=== WORK TO COMPLETE ===
Check each line of the records below and collect those holding "하나님의".

=== DATA ROWS ===
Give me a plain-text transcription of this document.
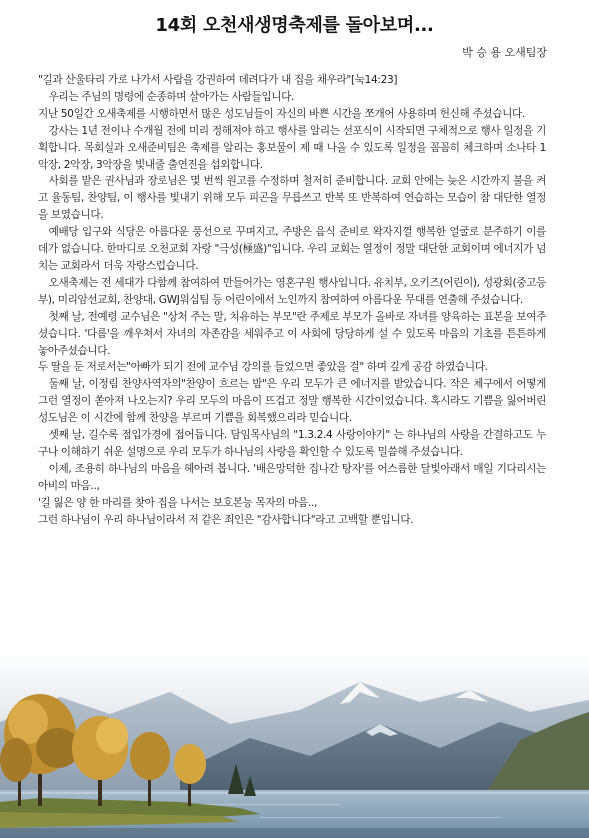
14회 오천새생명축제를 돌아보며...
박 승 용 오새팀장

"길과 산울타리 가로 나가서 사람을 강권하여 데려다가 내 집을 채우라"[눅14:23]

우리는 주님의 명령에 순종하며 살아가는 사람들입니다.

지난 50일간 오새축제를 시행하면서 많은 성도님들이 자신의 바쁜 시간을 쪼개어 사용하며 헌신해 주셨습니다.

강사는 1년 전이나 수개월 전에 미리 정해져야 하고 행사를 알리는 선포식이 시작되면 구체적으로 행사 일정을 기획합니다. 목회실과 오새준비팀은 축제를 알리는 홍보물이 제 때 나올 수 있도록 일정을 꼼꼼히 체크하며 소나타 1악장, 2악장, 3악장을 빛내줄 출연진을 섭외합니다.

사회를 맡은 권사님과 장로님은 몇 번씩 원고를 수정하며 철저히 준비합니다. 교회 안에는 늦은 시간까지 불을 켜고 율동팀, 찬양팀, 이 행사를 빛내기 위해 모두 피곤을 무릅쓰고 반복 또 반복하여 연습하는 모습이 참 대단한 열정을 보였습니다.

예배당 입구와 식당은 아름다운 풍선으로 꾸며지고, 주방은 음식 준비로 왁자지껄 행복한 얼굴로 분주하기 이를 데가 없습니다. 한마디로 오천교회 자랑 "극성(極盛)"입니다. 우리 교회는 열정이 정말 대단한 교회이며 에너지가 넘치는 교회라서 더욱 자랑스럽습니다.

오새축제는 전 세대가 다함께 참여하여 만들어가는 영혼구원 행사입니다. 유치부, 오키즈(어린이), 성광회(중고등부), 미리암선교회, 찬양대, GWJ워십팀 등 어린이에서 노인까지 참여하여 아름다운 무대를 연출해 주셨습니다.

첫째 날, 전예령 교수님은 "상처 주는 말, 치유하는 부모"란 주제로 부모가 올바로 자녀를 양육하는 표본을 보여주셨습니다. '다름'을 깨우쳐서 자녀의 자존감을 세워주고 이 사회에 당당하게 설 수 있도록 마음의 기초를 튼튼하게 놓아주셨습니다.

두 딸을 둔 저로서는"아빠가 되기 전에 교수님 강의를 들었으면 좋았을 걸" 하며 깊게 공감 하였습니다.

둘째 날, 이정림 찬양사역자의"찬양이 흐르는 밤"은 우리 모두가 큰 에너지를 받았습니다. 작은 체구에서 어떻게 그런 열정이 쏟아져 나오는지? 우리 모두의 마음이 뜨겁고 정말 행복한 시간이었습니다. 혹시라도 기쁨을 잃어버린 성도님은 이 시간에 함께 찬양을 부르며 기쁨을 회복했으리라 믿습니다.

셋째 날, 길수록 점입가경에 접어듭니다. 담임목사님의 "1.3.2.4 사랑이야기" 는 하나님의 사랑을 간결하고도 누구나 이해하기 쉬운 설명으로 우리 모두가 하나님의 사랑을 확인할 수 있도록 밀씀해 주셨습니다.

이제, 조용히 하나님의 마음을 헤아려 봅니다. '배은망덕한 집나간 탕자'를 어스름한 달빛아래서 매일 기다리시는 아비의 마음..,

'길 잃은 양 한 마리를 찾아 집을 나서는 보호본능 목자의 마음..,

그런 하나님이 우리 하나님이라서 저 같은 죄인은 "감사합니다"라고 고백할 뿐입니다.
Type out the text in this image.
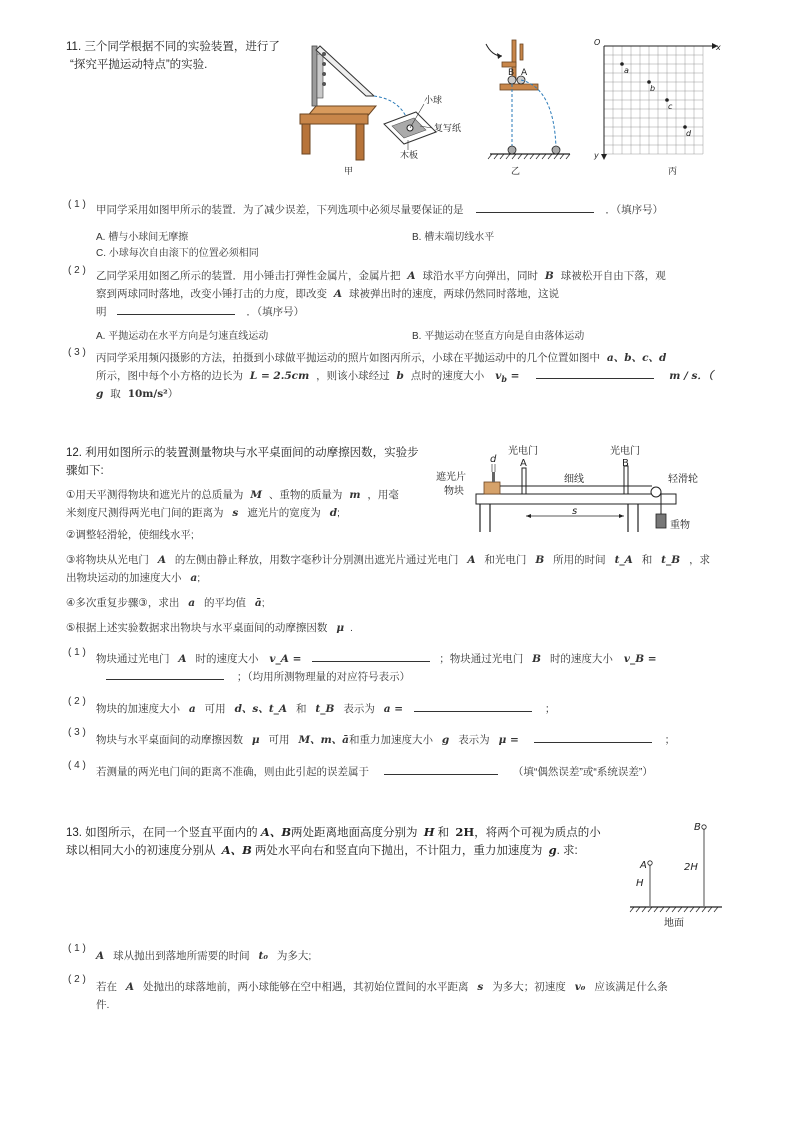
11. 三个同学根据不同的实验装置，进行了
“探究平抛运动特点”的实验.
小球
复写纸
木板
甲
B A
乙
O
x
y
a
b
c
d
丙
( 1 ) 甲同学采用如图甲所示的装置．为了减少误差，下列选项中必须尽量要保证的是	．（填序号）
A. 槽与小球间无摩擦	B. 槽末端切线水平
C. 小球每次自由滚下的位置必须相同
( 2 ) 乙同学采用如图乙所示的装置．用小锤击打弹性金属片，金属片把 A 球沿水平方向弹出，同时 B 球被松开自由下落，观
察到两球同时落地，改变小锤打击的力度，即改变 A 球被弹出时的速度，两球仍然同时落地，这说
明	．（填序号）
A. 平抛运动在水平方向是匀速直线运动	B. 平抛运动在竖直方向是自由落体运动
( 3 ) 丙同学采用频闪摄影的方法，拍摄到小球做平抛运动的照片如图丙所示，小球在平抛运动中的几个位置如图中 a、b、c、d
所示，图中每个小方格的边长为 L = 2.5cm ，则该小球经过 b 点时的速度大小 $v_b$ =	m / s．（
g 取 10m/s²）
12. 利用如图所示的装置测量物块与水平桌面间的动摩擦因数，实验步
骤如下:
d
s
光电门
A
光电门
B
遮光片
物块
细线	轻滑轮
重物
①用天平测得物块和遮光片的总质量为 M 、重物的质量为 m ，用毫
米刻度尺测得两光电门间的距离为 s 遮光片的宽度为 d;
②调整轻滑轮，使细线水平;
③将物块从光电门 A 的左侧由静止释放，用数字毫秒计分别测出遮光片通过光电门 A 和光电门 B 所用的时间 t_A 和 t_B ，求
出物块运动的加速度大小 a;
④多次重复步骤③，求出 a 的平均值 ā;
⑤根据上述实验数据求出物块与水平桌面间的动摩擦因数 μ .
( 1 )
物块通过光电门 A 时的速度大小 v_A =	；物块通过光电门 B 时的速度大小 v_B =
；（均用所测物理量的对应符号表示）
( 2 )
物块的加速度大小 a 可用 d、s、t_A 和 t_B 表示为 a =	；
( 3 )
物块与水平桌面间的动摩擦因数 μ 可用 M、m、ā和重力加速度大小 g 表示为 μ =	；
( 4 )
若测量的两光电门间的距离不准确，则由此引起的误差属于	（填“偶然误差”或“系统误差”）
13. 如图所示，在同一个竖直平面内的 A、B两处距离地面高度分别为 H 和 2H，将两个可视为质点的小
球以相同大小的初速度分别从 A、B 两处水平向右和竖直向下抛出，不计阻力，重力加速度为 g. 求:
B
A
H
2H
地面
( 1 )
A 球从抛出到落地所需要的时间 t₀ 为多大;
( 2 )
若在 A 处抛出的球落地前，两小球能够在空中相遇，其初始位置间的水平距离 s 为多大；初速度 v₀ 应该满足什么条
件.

=== COMPLETE OUTPUT ===
셋째 날, 길수록 점입가경에 접어듭니다. 담임목사님의 "1.3.2.4 사랑이야기" 는 하나님의 사랑을 간결하고도 누구나 이해하기 쉬운 설명으로 우리 모두가 하나님의 사랑을 확인할 수 있도록 밀씀해 주셨습니다.
이제, 조용히 하나님의 마음을 헤아려 봅니다. '배은망덕한 집나간 탕자'를 어스름한 달빛아래서 매일 기다리시는 아비의 마음..,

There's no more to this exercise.